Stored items
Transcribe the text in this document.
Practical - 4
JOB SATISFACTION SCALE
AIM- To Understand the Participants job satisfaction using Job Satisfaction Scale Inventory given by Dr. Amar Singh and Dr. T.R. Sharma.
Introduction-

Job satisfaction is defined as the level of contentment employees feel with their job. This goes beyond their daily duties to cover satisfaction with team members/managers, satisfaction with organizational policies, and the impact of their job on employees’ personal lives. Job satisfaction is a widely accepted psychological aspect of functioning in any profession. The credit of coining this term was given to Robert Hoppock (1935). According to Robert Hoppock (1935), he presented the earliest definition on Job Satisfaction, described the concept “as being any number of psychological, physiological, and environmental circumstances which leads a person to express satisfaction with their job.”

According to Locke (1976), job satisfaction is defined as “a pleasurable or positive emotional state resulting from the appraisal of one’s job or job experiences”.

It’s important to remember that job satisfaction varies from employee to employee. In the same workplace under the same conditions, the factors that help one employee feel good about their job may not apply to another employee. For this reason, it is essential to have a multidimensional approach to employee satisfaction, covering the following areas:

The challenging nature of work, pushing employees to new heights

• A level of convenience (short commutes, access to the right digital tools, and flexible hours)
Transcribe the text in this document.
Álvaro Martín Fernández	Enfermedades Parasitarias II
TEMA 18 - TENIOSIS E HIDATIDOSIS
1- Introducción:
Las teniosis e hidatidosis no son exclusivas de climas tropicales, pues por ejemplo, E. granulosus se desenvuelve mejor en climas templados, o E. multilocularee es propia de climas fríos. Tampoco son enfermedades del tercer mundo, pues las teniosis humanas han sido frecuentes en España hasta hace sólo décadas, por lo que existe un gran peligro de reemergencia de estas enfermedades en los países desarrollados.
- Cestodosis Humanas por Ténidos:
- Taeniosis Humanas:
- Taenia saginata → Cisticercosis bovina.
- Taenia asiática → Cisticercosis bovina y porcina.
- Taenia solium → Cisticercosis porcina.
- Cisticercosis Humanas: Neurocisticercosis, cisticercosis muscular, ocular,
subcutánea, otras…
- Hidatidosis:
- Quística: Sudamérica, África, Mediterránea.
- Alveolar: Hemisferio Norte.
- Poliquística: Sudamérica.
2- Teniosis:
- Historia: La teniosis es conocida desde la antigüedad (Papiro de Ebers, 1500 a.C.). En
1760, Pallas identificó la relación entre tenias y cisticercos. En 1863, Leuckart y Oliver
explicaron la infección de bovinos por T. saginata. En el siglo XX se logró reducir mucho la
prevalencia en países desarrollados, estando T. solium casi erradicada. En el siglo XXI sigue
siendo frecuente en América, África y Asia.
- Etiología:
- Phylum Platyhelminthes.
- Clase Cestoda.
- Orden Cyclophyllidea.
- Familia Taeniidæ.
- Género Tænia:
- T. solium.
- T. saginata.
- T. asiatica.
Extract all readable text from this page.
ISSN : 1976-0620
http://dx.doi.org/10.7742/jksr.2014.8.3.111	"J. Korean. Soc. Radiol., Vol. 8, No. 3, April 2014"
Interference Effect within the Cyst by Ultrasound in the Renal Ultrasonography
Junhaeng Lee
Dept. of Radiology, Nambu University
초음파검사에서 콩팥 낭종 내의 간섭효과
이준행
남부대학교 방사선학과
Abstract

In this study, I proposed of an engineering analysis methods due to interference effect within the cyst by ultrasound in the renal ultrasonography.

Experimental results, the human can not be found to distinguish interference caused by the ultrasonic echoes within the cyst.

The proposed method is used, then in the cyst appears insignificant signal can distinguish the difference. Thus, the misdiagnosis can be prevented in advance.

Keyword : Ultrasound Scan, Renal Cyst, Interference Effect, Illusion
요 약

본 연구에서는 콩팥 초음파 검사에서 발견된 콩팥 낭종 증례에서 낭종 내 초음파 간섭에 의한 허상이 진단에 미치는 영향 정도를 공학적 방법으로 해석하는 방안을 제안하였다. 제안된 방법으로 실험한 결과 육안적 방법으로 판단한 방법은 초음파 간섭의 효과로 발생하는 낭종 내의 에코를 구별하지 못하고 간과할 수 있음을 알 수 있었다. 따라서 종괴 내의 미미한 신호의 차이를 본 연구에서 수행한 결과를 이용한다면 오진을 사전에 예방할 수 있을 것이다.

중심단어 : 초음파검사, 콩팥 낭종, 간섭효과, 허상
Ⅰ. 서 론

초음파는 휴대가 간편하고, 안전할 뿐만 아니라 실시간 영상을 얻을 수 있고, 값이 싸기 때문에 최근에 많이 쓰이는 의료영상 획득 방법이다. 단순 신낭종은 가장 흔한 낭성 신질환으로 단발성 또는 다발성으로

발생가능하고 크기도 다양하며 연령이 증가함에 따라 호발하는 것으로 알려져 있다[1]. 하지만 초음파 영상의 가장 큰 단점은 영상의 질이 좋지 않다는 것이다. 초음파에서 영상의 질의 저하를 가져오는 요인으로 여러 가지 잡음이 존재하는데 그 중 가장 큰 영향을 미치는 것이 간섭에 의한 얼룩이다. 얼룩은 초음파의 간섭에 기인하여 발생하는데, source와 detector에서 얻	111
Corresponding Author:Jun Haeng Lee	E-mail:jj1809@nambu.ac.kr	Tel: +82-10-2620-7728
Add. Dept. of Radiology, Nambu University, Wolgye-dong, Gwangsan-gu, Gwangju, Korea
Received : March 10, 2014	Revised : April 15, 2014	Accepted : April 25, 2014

WORK TO COMPLETE → Please list every line of the records that contains "level".

RESPONSE BELOW →
Job satisfaction is defined as the level of contentment employees feel with their job. This goes beyond their daily duties to cover satisfaction with team members/managers, satisfaction with organizational policies, and the impact of their job on employees’ personal lives. Job satisfaction is a widely accepted psychological aspect of functioning in any profession. The credit of coining this term was given to Robert Hoppock (1935). According to Robert Hoppock (1935), he presented the earliest definition on Job Satisfaction, described the concept “as being any number of psychological, physiological, and environmental circumstances which leads a person to express satisfaction with their job.”
• A level of convenience (short commutes, access to the right digital tools, and flexible hours)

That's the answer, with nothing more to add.